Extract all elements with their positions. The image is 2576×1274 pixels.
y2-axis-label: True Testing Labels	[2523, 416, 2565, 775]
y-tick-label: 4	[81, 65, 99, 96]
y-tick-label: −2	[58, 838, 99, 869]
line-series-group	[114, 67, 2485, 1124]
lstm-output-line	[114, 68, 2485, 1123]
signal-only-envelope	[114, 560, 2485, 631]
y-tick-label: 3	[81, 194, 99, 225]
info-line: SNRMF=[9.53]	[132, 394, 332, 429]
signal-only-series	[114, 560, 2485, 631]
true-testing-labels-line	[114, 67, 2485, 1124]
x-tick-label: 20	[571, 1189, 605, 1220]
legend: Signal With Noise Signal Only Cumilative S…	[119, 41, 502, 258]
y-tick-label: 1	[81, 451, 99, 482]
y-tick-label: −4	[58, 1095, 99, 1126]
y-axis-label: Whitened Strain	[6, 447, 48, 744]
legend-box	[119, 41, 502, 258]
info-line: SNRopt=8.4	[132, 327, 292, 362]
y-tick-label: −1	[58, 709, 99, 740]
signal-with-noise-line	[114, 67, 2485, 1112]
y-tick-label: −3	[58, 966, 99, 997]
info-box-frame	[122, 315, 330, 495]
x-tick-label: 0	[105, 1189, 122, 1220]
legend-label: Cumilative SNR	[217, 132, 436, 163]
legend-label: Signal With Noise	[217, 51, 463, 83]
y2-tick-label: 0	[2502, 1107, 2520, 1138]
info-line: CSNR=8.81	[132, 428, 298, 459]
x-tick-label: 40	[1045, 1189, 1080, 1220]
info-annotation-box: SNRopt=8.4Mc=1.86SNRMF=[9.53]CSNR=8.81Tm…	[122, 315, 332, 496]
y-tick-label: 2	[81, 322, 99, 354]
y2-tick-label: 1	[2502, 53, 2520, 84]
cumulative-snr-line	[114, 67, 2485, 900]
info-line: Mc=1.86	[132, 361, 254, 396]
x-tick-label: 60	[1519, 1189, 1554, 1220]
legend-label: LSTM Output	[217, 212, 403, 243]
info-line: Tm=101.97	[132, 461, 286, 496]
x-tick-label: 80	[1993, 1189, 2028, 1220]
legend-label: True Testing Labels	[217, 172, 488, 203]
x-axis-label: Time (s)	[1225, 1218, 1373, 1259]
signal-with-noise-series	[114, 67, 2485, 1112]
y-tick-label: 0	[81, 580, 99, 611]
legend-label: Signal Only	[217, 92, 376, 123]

┄┄┄┄┄┄┄┄┄┄

• _JOB_
Please convert the items from the start of the records through the line that contains "327, 292, 362]" into a numbered list, leaving out any blank lines.

• _TASK OUTPUT_
1. Extract all elements with their positions. The image is 2576×1274 pixels.
2. y2-axis-label: True Testing Labels	[2523, 416, 2565, 775]
3. y-tick-label: 4	[81, 65, 99, 96]
4. y-tick-label: −2	[58, 838, 99, 869]
5. line-series-group	[114, 67, 2485, 1124]
6. lstm-output-line	[114, 68, 2485, 1123]
7. signal-only-envelope	[114, 560, 2485, 631]
8. y-tick-label: 3	[81, 194, 99, 225]
9. info-line: SNRMF=[9.53]	[132, 394, 332, 429]
10. signal-only-series	[114, 560, 2485, 631]
11. true-testing-labels-line	[114, 67, 2485, 1124]
12. x-tick-label: 20	[571, 1189, 605, 1220]
13. legend: Signal With Noise Signal Only Cumilative S…	[119, 41, 502, 258]
14. y-tick-label: 1	[81, 451, 99, 482]
15. y-tick-label: −4	[58, 1095, 99, 1126]
16. y-axis-label: Whitened Strain	[6, 447, 48, 744]
17. legend-box	[119, 41, 502, 258]
18. info-line: SNRopt=8.4	[132, 327, 292, 362]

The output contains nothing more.